**Challenge:** Quote every line as written. Omit pictures.

□ □ □ □ □

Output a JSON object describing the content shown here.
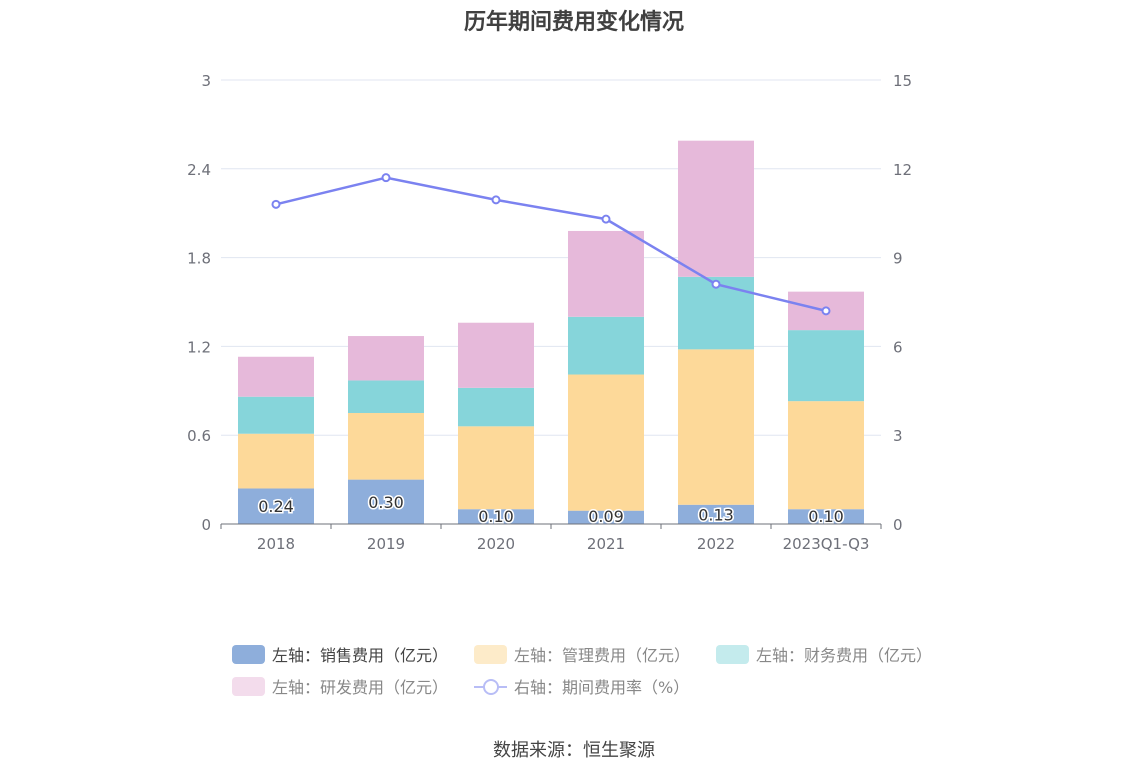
{
  "chart_data": {
    "type": "bar",
    "stacked": true,
    "title": "历年期间费用变化情况",
    "categories": [
      "2018",
      "2019",
      "2020",
      "2021",
      "2022",
      "2023Q1-Q3"
    ],
    "series": [
      {
        "name": "左轴：销售费用（亿元）",
        "axis": "left",
        "color": "#8eaedb",
        "values": [
          0.24,
          0.3,
          0.1,
          0.09,
          0.13,
          0.1
        ],
        "value_labels": [
          "0.24",
          "0.30",
          "0.10",
          "0.09",
          "0.13",
          "0.10"
        ]
      },
      {
        "name": "左轴：管理费用（亿元）",
        "axis": "left",
        "color": "#fdd999",
        "values": [
          0.37,
          0.45,
          0.56,
          0.92,
          1.05,
          0.73
        ]
      },
      {
        "name": "左轴：财务费用（亿元）",
        "axis": "left",
        "color": "#86d5da",
        "values": [
          0.25,
          0.22,
          0.26,
          0.39,
          0.49,
          0.48
        ]
      },
      {
        "name": "左轴：研发费用（亿元）",
        "axis": "left",
        "color": "#e6b9da",
        "values": [
          0.27,
          0.3,
          0.44,
          0.58,
          0.92,
          0.26
        ]
      }
    ],
    "line_series": {
      "name": "右轴：期间费用率（%）",
      "axis": "right",
      "type": "line",
      "color": "#7b82f0",
      "values": [
        10.8,
        11.7,
        10.95,
        10.3,
        8.1,
        7.2
      ]
    },
    "left_axis": {
      "ylim": [
        0,
        3
      ],
      "ticks": [
        "0",
        "0.6",
        "1.2",
        "1.8",
        "2.4",
        "3"
      ]
    },
    "right_axis": {
      "ylim": [
        0,
        15
      ],
      "ticks": [
        "0",
        "3",
        "6",
        "9",
        "12",
        "15"
      ]
    },
    "grid": true,
    "legend_position": "bottom"
  },
  "source_text": "数据来源：恒生聚源"
}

□ □ □ □ □

**Correct output:**
Output a JSON object describing the content shown here.
{
  "chart_data": {
    "type": "bar",
    "stacked": true,
    "title": "历年期间费用变化情况",
    "categories": [
      "2018",
      "2019",
      "2020",
      "2021",
      "2022",
      "2023Q1-Q3"
    ],
    "series": [
      {
        "name": "左轴：销售费用（亿元）",
        "axis": "left",
        "color": "#8eaedb",
        "values": [
          0.24,
          0.3,
          0.1,
          0.09,
          0.13,
          0.1
        ],
        "value_labels": [
          "0.24",
          "0.30",
          "0.10",
          "0.09",
          "0.13",
          "0.10"
        ]
      },
      {
        "name": "左轴：管理费用（亿元）",
        "axis": "left",
        "color": "#fdd999",
        "values": [
          0.37,
          0.45,
          0.56,
          0.92,
          1.05,
          0.73
        ]
      },
      {
        "name": "左轴：财务费用（亿元）",
        "axis": "left",
        "color": "#86d5da",
        "values": [
          0.25,
          0.22,
          0.26,
          0.39,
          0.49,
          0.48
        ]
      },
      {
        "name": "左轴：研发费用（亿元）",
        "axis": "left",
        "color": "#e6b9da",
        "values": [
          0.27,
          0.3,
          0.44,
          0.58,
          0.92,
          0.26
        ]
      }
    ],
    "line_series": {
      "name": "右轴：期间费用率（%）",
      "axis": "right",
      "type": "line",
      "color": "#7b82f0",
      "values": [
        10.8,
        11.7,
        10.95,
        10.3,
        8.1,
        7.2
      ]
    },
    "left_axis": {
      "ylim": [
        0,
        3
      ],
      "ticks": [
        "0",
        "0.6",
        "1.2",
        "1.8",
        "2.4",
        "3"
      ]
    },
    "right_axis": {
      "ylim": [
        0,
        15
      ],
      "ticks": [
        "0",
        "3",
        "6",
        "9",
        "12",
        "15"
      ]
    },
    "grid": true,
    "legend_position": "bottom"
  },
  "source_text": "数据来源：恒生聚源"
}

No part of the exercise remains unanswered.